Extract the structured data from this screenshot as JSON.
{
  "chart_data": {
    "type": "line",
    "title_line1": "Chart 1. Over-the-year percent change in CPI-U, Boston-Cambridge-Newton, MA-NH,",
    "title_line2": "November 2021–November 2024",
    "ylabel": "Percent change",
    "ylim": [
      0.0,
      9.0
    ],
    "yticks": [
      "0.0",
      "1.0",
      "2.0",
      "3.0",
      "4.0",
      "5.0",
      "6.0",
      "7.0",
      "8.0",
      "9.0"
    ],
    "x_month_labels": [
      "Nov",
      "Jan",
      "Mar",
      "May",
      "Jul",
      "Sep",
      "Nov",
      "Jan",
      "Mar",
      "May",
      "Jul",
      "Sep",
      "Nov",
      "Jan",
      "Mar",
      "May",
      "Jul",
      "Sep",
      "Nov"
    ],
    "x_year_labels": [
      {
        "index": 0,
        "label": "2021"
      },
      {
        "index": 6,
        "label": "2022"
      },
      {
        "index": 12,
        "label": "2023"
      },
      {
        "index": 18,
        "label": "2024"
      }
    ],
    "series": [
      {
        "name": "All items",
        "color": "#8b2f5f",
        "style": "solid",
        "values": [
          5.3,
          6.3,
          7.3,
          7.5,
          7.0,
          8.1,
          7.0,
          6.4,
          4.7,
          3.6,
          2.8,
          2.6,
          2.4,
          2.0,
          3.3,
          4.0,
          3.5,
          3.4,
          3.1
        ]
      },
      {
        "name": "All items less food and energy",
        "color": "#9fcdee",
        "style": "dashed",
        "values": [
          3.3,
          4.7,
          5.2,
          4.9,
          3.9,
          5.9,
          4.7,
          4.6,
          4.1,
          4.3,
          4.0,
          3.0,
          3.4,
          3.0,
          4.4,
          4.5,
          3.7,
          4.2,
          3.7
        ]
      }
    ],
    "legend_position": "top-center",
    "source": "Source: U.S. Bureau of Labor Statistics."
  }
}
-----
__Problem__: From the data above, gather every line that includes the word "items".

__Exercise output__:
        "name": "All items",
        "name": "All items less food and energy",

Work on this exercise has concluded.